WHAT IS NEEDED
Transcribe all the entries word for word, skipping the pictures.

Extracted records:

....................

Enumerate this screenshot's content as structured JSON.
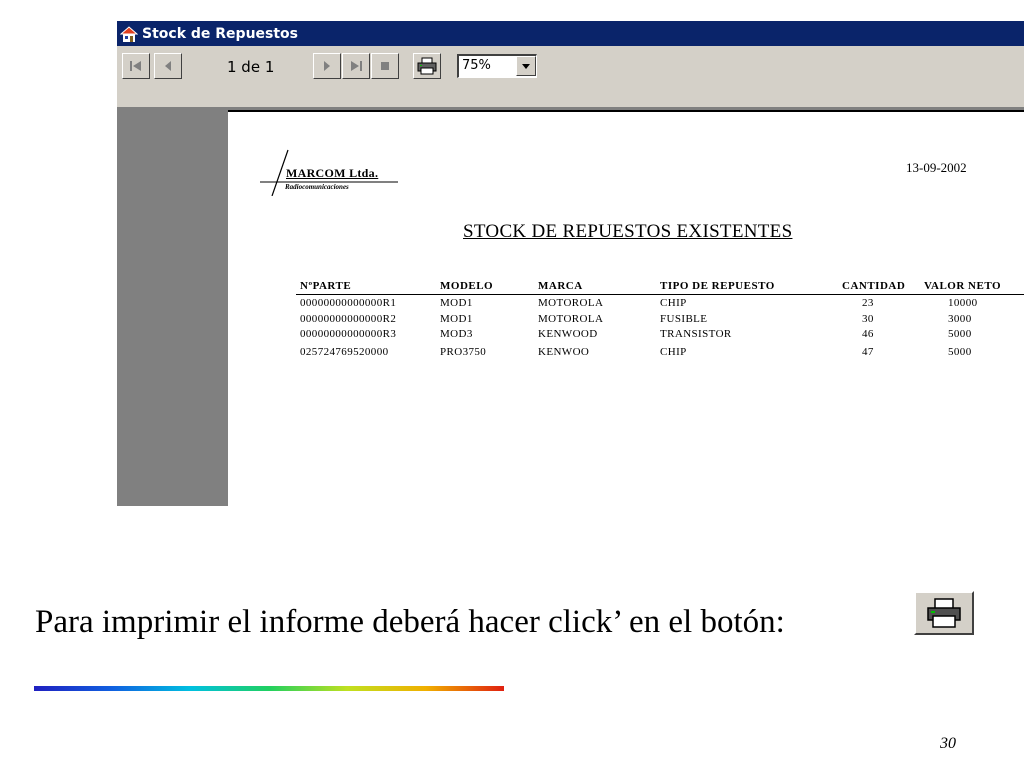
{
  "window": {
    "title": "Stock de Repuestos",
    "toolbar": {
      "page_indicator": "1 de 1",
      "zoom_value": "75%",
      "buttons": [
        "first-page",
        "previous-page",
        "next-page",
        "last-page",
        "stop",
        "print"
      ]
    }
  },
  "report": {
    "logo_name": "MARCOM Ltda.",
    "logo_subtitle": "Radiocomunicaciones",
    "date": "13-09-2002",
    "title": "STOCK DE REPUESTOS EXISTENTES",
    "columns": [
      "NºPARTE",
      "MODELO",
      "MARCA",
      "TIPO DE REPUESTO",
      "CANTIDAD",
      "VALOR NETO"
    ],
    "rows": [
      [
        "00000000000000R1",
        "MOD1",
        "MOTOROLA",
        "CHIP",
        "23",
        "10000"
      ],
      [
        "00000000000000R2",
        "MOD1",
        "MOTOROLA",
        "FUSIBLE",
        "30",
        "3000"
      ],
      [
        "00000000000000R3",
        "MOD3",
        "KENWOOD",
        "TRANSISTOR",
        "46",
        "5000"
      ],
      [
        "025724769520000",
        "PRO3750",
        "KENWOO",
        "CHIP",
        "47",
        "5000"
      ]
    ]
  },
  "caption": {
    "text": "Para imprimir el informe deberá hacer click’ en el botón:",
    "button_icon": "printer-icon"
  },
  "slide_number": "30",
  "colors": {
    "titlebar": "#0a246a",
    "toolbar": "#d4d0c8",
    "workspace": "#808080"
  }
}
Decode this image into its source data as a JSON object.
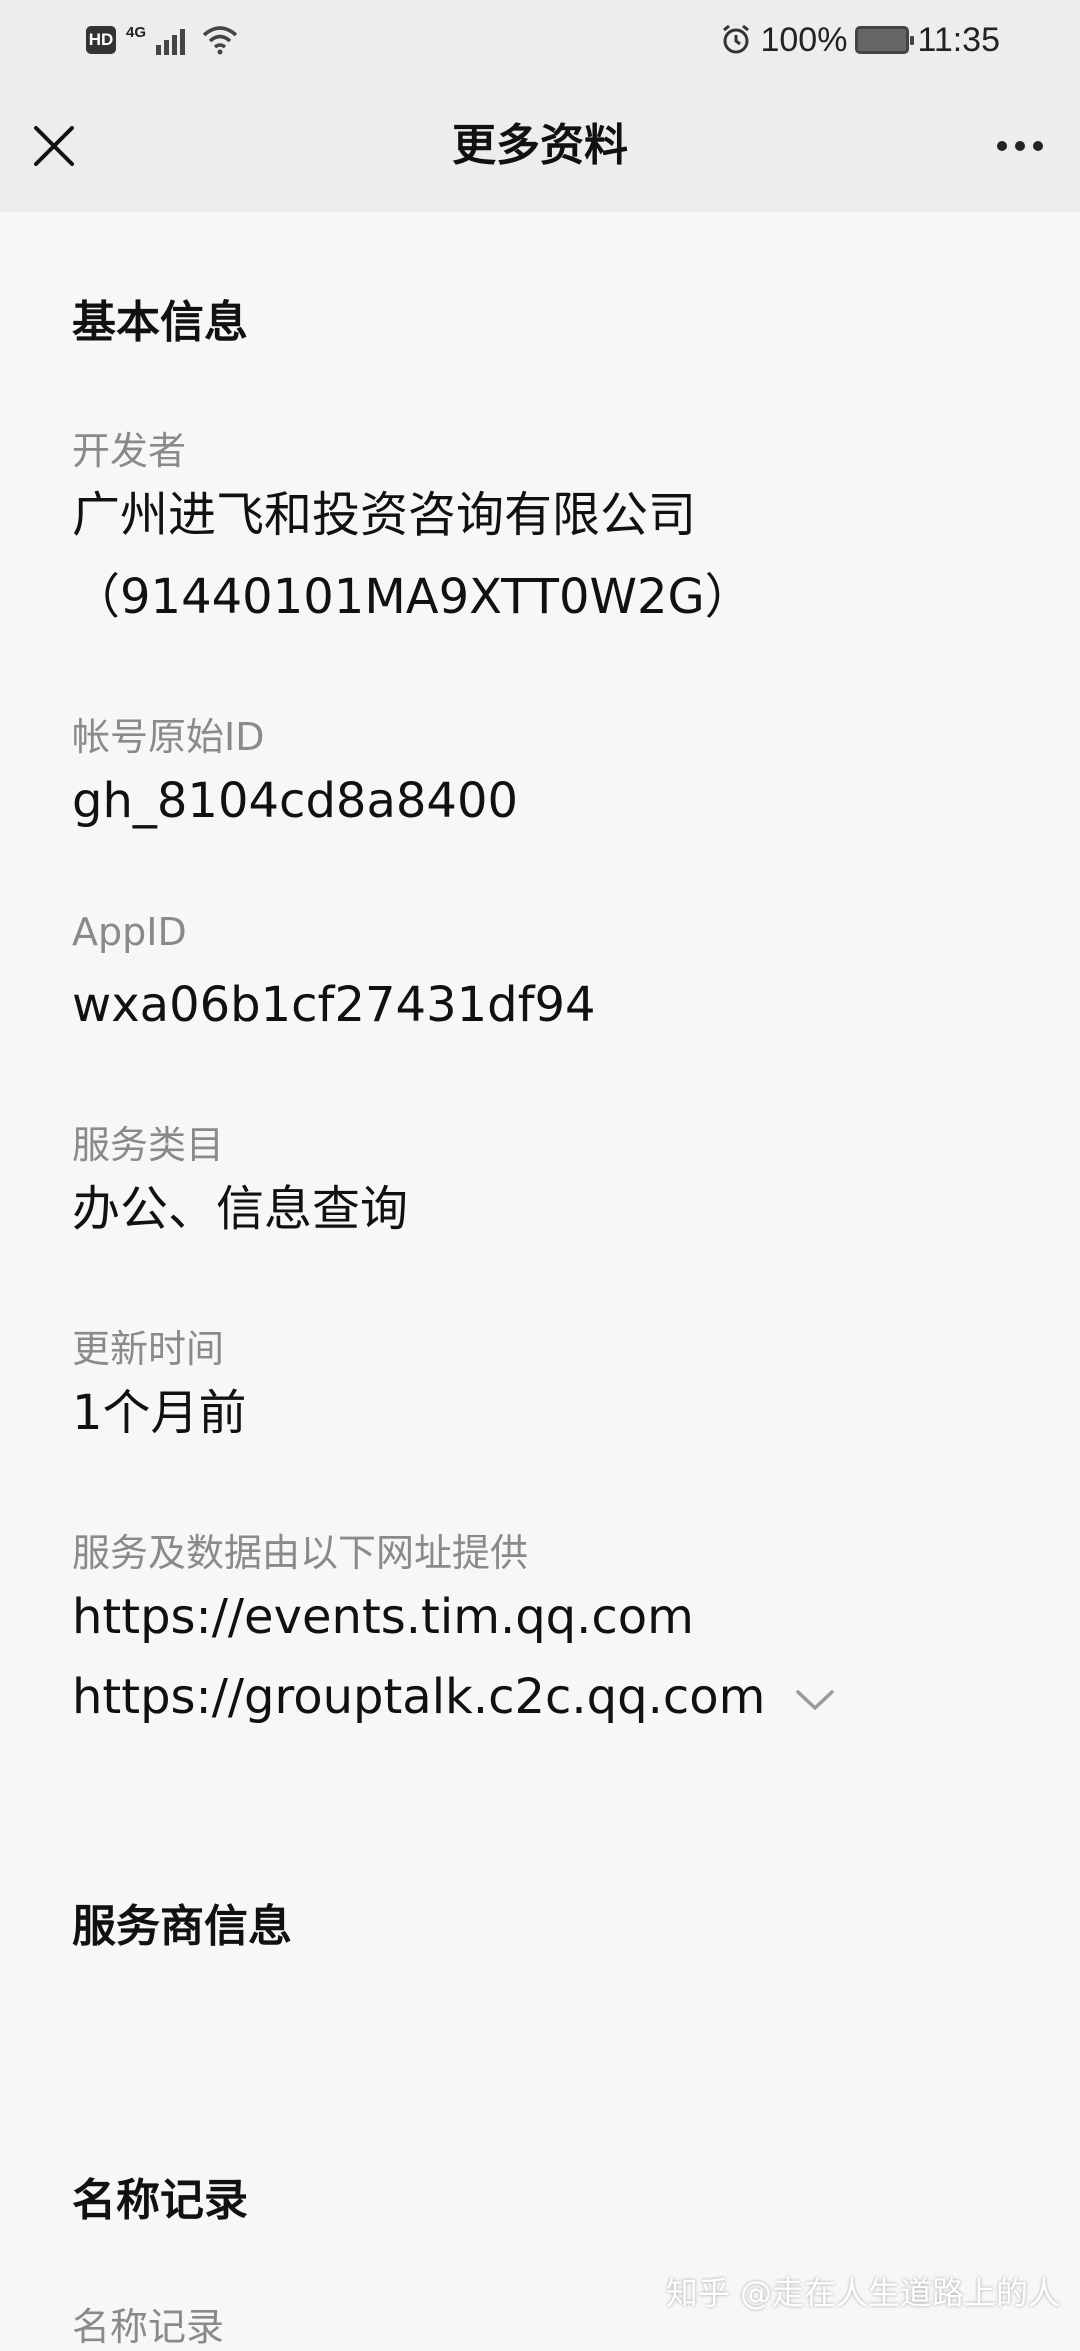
{
  "status_bar": {
    "hd": "HD",
    "network": "4G",
    "battery_pct": "100%",
    "time": "11:35"
  },
  "nav": {
    "title": "更多资料"
  },
  "sections": {
    "basic_info": "基本信息",
    "provider_info": "服务商信息",
    "name_record": "名称记录"
  },
  "fields": {
    "developer": {
      "label": "开发者",
      "value_line1": "广州进飞和投资咨询有限公司",
      "value_line2": "（91440101MA9XTT0W2G）"
    },
    "original_id": {
      "label": "帐号原始ID",
      "value": "gh_8104cd8a8400"
    },
    "app_id": {
      "label": "AppID",
      "value": "wxa06b1cf27431df94"
    },
    "service_category": {
      "label": "服务类目",
      "value": "办公、信息查询"
    },
    "update_time": {
      "label": "更新时间",
      "value": "1个月前"
    },
    "domains": {
      "label": "服务及数据由以下网址提供",
      "urls": [
        "https://events.tim.qq.com",
        "https://grouptalk.c2c.qq.com"
      ]
    },
    "name_record": {
      "label": "名称记录"
    }
  },
  "watermark": "知乎 @走在人生道路上的人",
  "icons": {
    "close": "close-icon",
    "more": "more-icon",
    "expand": "chevron-down-icon",
    "alarm": "alarm-icon",
    "wifi": "wifi-icon",
    "signal": "signal-icon",
    "battery": "battery-icon"
  }
}
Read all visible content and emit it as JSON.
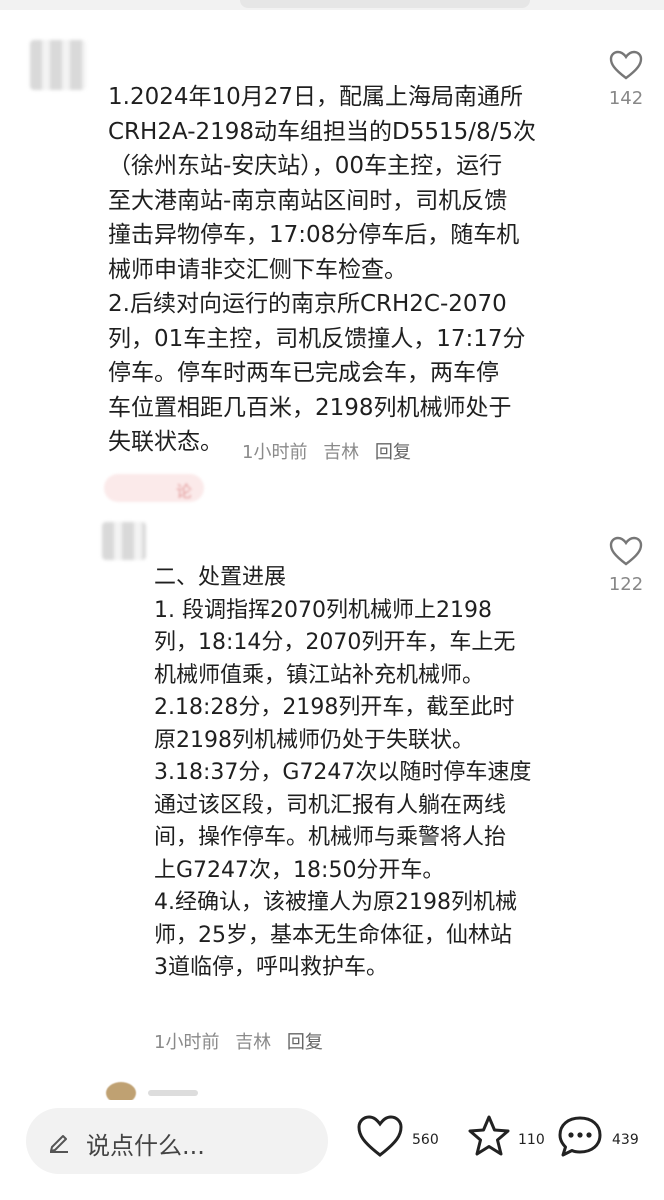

....................

WRITTEN REPLY
Enumerate this screenshot's content as structured JSON.
{
  "window": {
    "title": "Stock de Repuestos",
    "toolbar": {
      "page_indicator": "1 de 1",
      "zoom_value": "75%",
      "buttons": [
        "first-page",
        "previous-page",
        "next-page",
        "last-page",
        "stop",
        "print"
      ]
    }
  },
  "report": {
    "logo_name": "MARCOM Ltda.",
    "logo_subtitle": "Radiocomunicaciones",
    "date": "13-09-2002",
    "title": "STOCK DE REPUESTOS EXISTENTES",
    "columns": [
      "NºPARTE",
      "MODELO",
      "MARCA",
      "TIPO DE REPUESTO",
      "CANTIDAD",
      "VALOR NETO"
    ],
    "rows": [
      [
        "00000000000000R1",
        "MOD1",
        "MOTOROLA",
        "CHIP",
        "23",
        "10000"
      ],
      [
        "00000000000000R2",
        "MOD1",
        "MOTOROLA",
        "FUSIBLE",
        "30",
        "3000"
      ],
      [
        "00000000000000R3",
        "MOD3",
        "KENWOOD",
        "TRANSISTOR",
        "46",
        "5000"
      ],
      [
        "025724769520000",
        "PRO3750",
        "KENWOO",
        "CHIP",
        "47",
        "5000"
      ]
    ]
  },
  "caption": {
    "text": "Para imprimir el informe deberá hacer click’ en el botón:",
    "button_icon": "printer-icon"
  },
  "slide_number": "30",
  "colors": {
    "titlebar": "#0a246a",
    "toolbar": "#d4d0c8",
    "workspace": "#808080"
  }
}
Decode this image into its source data as a JSON object.
{
  "status_bar": {
    "hd": "HD",
    "network": "4G",
    "battery_pct": "100%",
    "time": "11:35"
  },
  "nav": {
    "title": "更多资料"
  },
  "sections": {
    "basic_info": "基本信息",
    "provider_info": "服务商信息",
    "name_record": "名称记录"
  },
  "fields": {
    "developer": {
      "label": "开发者",
      "value_line1": "广州进飞和投资咨询有限公司",
      "value_line2": "（91440101MA9XTT0W2G）"
    },
    "original_id": {
      "label": "帐号原始ID",
      "value": "gh_8104cd8a8400"
    },
    "app_id": {
      "label": "AppID",
      "value": "wxa06b1cf27431df94"
    },
    "service_category": {
      "label": "服务类目",
      "value": "办公、信息查询"
    },
    "update_time": {
      "label": "更新时间",
      "value": "1个月前"
    },
    "domains": {
      "label": "服务及数据由以下网址提供",
      "urls": [
        "https://events.tim.qq.com",
        "https://grouptalk.c2c.qq.com"
      ]
    },
    "name_record": {
      "label": "名称记录"
    }
  },
  "watermark": "知乎 @走在人生道路上的人",
  "icons": {
    "close": "close-icon",
    "more": "more-icon",
    "expand": "chevron-down-icon",
    "alarm": "alarm-icon",
    "wifi": "wifi-icon",
    "signal": "signal-icon",
    "battery": "battery-icon"
  }
}
Read all visible content and emit it as JSON.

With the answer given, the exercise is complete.